» THE EXERCISE
Pictures do not belong in the copy. Return all of the entries exactly.

(Stored records)
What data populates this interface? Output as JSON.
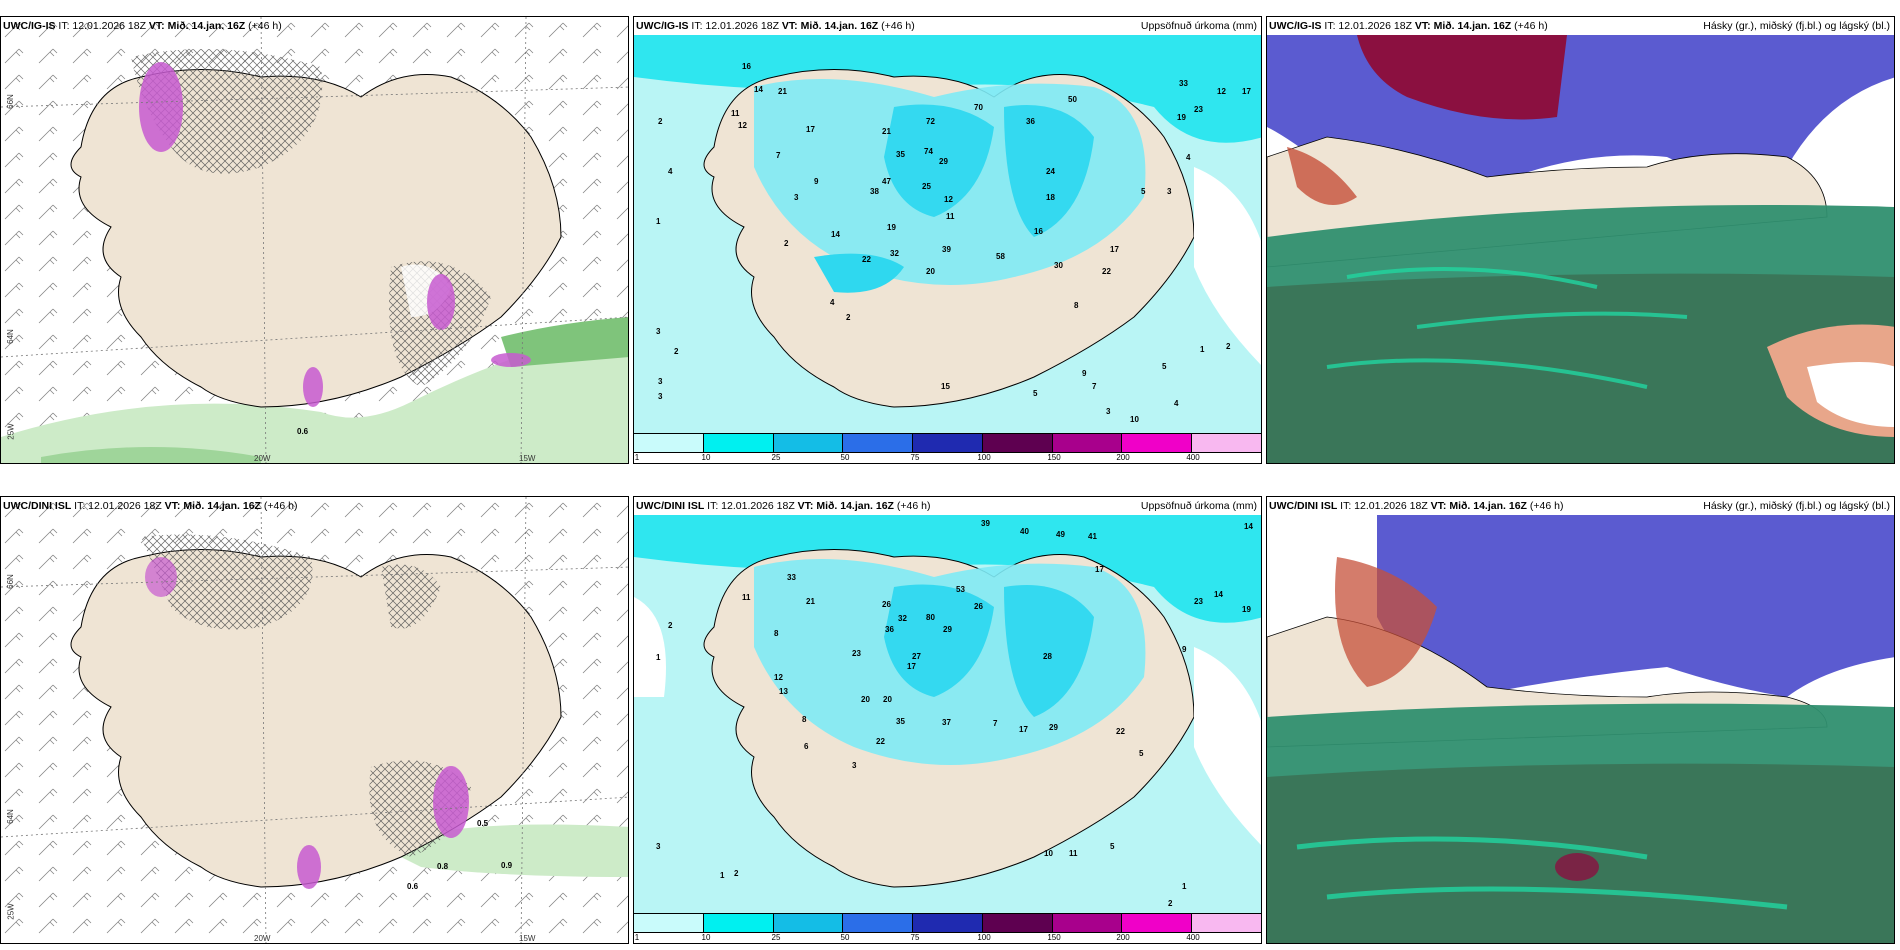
{
  "rows": [
    {
      "model": "UWC/IG-IS",
      "it": "IT: 12.01.2026 18Z",
      "vt_label": "VT:",
      "vt": "Mið. 14.jan. 16Z",
      "lead": "(+46 h)",
      "precip_title": "Uppsöfnuð úrkoma (mm)",
      "cloud_title": "Hásky (gr.), miðský (fj.bl.) og lágský (bl.)",
      "wind_values": [
        "0.6"
      ],
      "lon_labels": [
        "20W",
        "15W"
      ],
      "lat_labels": [
        "66N",
        "64N",
        "25W"
      ],
      "precip_numbers": [
        "16",
        "14",
        "21",
        "11",
        "12",
        "17",
        "2",
        "4",
        "1",
        "7",
        "3",
        "9",
        "2",
        "14",
        "47",
        "35",
        "21",
        "72",
        "70",
        "50",
        "74",
        "25",
        "38",
        "19",
        "29",
        "12",
        "11",
        "39",
        "22",
        "32",
        "20",
        "58",
        "30",
        "17",
        "22",
        "2",
        "4",
        "3",
        "2",
        "3",
        "3",
        "1",
        "5",
        "7",
        "9",
        "10",
        "3",
        "5",
        "2",
        "4",
        "8",
        "15",
        "18",
        "24",
        "16",
        "36",
        "33",
        "23",
        "12",
        "17",
        "19",
        "5",
        "3",
        "4"
      ]
    },
    {
      "model": "UWC/DINI ISL",
      "it": "IT: 12.01.2026 18Z",
      "vt_label": "VT:",
      "vt": "Mið. 14.jan. 16Z",
      "lead": "(+46 h)",
      "precip_title": "Uppsöfnuð úrkoma (mm)",
      "cloud_title": "Hásky (gr.), miðský (fj.bl.) og lágský (bl.)",
      "wind_values": [
        "0.6",
        "0.8",
        "0.9",
        "0.5"
      ],
      "lon_labels": [
        "20W",
        "15W"
      ],
      "lat_labels": [
        "66N",
        "64N",
        "25W"
      ],
      "precip_numbers": [
        "39",
        "40",
        "49",
        "41",
        "14",
        "33",
        "11",
        "8",
        "1",
        "2",
        "21",
        "26",
        "53",
        "17",
        "36",
        "32",
        "27",
        "80",
        "29",
        "20",
        "26",
        "20",
        "35",
        "37",
        "23",
        "28",
        "17",
        "29",
        "17",
        "22",
        "3",
        "7",
        "10",
        "11",
        "5",
        "2",
        "1",
        "3",
        "12",
        "13",
        "8",
        "6",
        "5",
        "9",
        "23",
        "14",
        "19",
        "22",
        "1",
        "2"
      ]
    }
  ],
  "colorbar": {
    "ticks": [
      "1",
      "10",
      "25",
      "50",
      "75",
      "100",
      "150",
      "200",
      "400"
    ],
    "colors": [
      "#c9fbfb",
      "#00f0f0",
      "#14bde6",
      "#2b6ee8",
      "#1f2ab0",
      "#5e0050",
      "#a8008c",
      "#f000c8",
      "#f8b8f0"
    ]
  },
  "colors": {
    "land": "#efe4d4",
    "precip_light": "#b9f5f5",
    "precip_mid": "#2fd8ef",
    "cloud_low": "#2f8f6f",
    "cloud_mid": "#5b5bd0",
    "cloud_high": "#8b1040"
  }
}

» RESULT OF THE TASK
What data populates this interface? Output as JSON.
{
  "rows": [
    {
      "model": "UWC/IG-IS",
      "it": "IT: 12.01.2026 18Z",
      "vt_label": "VT:",
      "vt": "Mið. 14.jan. 16Z",
      "lead": "(+46 h)",
      "precip_title": "Uppsöfnuð úrkoma (mm)",
      "cloud_title": "Hásky (gr.), miðský (fj.bl.) og lágský (bl.)",
      "wind_values": [
        "0.6"
      ],
      "lon_labels": [
        "20W",
        "15W"
      ],
      "lat_labels": [
        "66N",
        "64N",
        "25W"
      ],
      "precip_numbers": [
        "16",
        "14",
        "21",
        "11",
        "12",
        "17",
        "2",
        "4",
        "1",
        "7",
        "3",
        "9",
        "2",
        "14",
        "47",
        "35",
        "21",
        "72",
        "70",
        "50",
        "74",
        "25",
        "38",
        "19",
        "29",
        "12",
        "11",
        "39",
        "22",
        "32",
        "20",
        "58",
        "30",
        "17",
        "22",
        "2",
        "4",
        "3",
        "2",
        "3",
        "3",
        "1",
        "5",
        "7",
        "9",
        "10",
        "3",
        "5",
        "2",
        "4",
        "8",
        "15",
        "18",
        "24",
        "16",
        "36",
        "33",
        "23",
        "12",
        "17",
        "19",
        "5",
        "3",
        "4"
      ]
    },
    {
      "model": "UWC/DINI ISL",
      "it": "IT: 12.01.2026 18Z",
      "vt_label": "VT:",
      "vt": "Mið. 14.jan. 16Z",
      "lead": "(+46 h)",
      "precip_title": "Uppsöfnuð úrkoma (mm)",
      "cloud_title": "Hásky (gr.), miðský (fj.bl.) og lágský (bl.)",
      "wind_values": [
        "0.6",
        "0.8",
        "0.9",
        "0.5"
      ],
      "lon_labels": [
        "20W",
        "15W"
      ],
      "lat_labels": [
        "66N",
        "64N",
        "25W"
      ],
      "precip_numbers": [
        "39",
        "40",
        "49",
        "41",
        "14",
        "33",
        "11",
        "8",
        "1",
        "2",
        "21",
        "26",
        "53",
        "17",
        "36",
        "32",
        "27",
        "80",
        "29",
        "20",
        "26",
        "20",
        "35",
        "37",
        "23",
        "28",
        "17",
        "29",
        "17",
        "22",
        "3",
        "7",
        "10",
        "11",
        "5",
        "2",
        "1",
        "3",
        "12",
        "13",
        "8",
        "6",
        "5",
        "9",
        "23",
        "14",
        "19",
        "22",
        "1",
        "2"
      ]
    }
  ],
  "colorbar": {
    "ticks": [
      "1",
      "10",
      "25",
      "50",
      "75",
      "100",
      "150",
      "200",
      "400"
    ],
    "colors": [
      "#c9fbfb",
      "#00f0f0",
      "#14bde6",
      "#2b6ee8",
      "#1f2ab0",
      "#5e0050",
      "#a8008c",
      "#f000c8",
      "#f8b8f0"
    ]
  },
  "colors": {
    "land": "#efe4d4",
    "precip_light": "#b9f5f5",
    "precip_mid": "#2fd8ef",
    "cloud_low": "#2f8f6f",
    "cloud_mid": "#5b5bd0",
    "cloud_high": "#8b1040"
  }
}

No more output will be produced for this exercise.